## begin

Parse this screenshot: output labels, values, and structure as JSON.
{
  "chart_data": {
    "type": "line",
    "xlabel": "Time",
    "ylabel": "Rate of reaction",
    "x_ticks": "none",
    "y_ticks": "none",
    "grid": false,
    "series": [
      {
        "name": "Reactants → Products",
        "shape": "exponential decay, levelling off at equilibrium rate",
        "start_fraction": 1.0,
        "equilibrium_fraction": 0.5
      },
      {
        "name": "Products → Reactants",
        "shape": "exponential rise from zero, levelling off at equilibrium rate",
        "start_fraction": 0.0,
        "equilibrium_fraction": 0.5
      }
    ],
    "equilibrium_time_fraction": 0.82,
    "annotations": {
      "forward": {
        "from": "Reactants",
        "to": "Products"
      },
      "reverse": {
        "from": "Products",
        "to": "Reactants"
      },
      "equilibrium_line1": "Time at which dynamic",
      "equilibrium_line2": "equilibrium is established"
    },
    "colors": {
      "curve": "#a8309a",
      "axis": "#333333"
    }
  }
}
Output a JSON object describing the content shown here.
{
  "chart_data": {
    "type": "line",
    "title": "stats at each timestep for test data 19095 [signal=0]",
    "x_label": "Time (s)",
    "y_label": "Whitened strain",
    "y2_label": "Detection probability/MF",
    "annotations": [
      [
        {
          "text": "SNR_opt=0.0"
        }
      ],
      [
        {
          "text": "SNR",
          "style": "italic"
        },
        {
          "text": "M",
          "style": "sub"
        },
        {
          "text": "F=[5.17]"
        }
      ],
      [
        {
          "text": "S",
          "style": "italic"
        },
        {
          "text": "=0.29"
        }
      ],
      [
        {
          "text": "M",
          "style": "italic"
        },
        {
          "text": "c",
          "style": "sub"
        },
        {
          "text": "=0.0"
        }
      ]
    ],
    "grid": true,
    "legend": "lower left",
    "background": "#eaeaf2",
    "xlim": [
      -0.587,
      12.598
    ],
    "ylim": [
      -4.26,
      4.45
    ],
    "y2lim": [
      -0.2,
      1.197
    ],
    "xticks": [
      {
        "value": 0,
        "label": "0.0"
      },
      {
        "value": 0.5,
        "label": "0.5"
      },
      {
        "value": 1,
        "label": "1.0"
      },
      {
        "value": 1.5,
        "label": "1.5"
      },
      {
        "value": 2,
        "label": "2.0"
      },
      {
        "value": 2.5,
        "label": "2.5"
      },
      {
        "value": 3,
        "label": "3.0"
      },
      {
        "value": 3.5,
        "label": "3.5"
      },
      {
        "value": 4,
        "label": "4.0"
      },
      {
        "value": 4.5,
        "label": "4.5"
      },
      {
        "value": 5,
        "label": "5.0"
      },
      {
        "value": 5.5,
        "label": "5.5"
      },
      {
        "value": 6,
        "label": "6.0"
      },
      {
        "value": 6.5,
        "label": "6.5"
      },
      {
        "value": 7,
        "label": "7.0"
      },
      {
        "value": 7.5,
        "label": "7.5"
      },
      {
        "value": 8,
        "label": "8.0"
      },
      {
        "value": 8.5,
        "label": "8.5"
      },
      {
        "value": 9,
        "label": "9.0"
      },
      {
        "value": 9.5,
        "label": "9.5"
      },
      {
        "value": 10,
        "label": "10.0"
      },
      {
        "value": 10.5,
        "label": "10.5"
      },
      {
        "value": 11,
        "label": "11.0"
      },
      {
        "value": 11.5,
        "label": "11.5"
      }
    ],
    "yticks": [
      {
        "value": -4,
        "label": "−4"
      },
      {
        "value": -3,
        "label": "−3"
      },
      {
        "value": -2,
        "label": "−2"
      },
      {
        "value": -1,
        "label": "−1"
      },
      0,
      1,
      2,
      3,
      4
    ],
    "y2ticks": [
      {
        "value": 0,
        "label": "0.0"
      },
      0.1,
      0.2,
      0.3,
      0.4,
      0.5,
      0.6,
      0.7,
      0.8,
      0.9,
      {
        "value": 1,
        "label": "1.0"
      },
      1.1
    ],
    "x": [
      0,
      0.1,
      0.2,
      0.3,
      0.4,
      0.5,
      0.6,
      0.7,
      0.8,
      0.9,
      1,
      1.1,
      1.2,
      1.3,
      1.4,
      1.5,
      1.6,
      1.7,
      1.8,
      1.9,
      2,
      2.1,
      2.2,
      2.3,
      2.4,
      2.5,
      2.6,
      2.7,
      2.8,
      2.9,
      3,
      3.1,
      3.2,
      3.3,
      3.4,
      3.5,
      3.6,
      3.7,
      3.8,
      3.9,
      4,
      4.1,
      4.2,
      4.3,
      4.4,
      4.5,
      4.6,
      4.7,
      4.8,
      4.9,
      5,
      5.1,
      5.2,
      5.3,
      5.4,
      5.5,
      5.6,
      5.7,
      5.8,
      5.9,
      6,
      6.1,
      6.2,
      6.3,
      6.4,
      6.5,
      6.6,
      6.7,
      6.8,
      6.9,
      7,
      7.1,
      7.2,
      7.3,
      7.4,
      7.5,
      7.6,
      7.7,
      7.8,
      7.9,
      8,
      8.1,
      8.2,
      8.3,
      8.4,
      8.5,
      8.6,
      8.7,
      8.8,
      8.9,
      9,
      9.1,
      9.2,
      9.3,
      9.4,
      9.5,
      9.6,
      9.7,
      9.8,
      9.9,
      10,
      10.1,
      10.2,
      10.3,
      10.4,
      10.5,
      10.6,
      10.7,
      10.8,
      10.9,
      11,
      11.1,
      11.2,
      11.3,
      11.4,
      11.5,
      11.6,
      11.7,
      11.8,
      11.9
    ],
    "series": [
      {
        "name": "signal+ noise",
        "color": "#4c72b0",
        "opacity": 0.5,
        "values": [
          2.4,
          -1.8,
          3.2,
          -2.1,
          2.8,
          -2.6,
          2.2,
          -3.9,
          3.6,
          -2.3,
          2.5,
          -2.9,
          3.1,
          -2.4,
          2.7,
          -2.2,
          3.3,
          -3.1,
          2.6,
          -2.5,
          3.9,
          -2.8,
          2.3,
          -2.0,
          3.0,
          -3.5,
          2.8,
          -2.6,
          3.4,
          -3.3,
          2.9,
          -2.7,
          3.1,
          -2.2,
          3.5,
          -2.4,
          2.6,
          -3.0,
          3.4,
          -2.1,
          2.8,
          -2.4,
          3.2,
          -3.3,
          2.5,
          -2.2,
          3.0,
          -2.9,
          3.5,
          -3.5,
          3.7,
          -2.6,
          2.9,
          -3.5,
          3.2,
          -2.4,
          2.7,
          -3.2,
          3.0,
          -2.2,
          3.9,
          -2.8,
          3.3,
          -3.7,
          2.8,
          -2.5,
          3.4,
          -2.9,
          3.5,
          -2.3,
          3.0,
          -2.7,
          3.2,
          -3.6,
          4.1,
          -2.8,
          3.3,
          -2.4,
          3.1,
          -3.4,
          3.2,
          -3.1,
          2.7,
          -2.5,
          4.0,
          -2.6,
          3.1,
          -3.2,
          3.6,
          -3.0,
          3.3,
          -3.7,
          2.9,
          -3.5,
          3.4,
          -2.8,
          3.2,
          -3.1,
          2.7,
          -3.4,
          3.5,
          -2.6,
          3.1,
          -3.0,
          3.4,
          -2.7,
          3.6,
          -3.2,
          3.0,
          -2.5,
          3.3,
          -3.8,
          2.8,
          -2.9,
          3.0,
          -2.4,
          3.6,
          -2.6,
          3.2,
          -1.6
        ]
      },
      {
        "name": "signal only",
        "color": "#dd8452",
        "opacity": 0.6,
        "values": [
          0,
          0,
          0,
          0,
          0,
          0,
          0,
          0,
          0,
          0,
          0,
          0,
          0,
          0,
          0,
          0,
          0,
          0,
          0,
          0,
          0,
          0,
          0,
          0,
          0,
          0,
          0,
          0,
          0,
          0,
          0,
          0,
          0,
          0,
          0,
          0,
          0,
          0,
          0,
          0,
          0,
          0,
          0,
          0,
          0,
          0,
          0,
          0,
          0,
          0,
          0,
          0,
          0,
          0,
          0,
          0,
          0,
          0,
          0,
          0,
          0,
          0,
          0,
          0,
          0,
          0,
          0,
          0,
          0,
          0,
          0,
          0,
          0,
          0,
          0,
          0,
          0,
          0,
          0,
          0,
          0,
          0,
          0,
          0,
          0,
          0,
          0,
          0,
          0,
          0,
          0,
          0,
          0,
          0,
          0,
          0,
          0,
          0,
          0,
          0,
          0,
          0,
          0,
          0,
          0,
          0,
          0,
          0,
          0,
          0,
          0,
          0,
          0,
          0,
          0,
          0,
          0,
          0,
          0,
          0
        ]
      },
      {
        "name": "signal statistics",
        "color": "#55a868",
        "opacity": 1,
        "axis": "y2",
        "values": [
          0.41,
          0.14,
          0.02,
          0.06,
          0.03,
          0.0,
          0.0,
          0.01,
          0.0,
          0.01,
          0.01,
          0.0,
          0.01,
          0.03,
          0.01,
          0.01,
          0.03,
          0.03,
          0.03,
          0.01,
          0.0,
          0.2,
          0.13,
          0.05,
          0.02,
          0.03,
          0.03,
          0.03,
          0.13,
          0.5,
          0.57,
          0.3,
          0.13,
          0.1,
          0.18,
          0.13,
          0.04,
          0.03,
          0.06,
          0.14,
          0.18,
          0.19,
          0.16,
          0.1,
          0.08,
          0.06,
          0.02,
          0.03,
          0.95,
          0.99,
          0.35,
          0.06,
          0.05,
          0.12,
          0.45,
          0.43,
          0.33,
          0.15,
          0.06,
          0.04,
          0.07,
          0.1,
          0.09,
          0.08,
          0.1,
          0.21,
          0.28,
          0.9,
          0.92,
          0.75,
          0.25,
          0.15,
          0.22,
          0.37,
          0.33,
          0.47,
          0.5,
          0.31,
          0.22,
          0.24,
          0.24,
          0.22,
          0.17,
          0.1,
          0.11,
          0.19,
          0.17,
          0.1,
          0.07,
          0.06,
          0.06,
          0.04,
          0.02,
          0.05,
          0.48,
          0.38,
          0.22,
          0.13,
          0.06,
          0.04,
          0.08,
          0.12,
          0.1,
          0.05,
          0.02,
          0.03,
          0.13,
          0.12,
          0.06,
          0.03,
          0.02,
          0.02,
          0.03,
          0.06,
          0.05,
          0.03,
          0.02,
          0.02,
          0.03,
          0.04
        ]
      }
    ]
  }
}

## end

Instruction: List each line holding the string "name".

Full response:
        "name": "Reactants → Products",
        "name": "Products → Reactants",
        "name": "signal+ noise",
        "name": "signal only",
        "name": "signal statistics",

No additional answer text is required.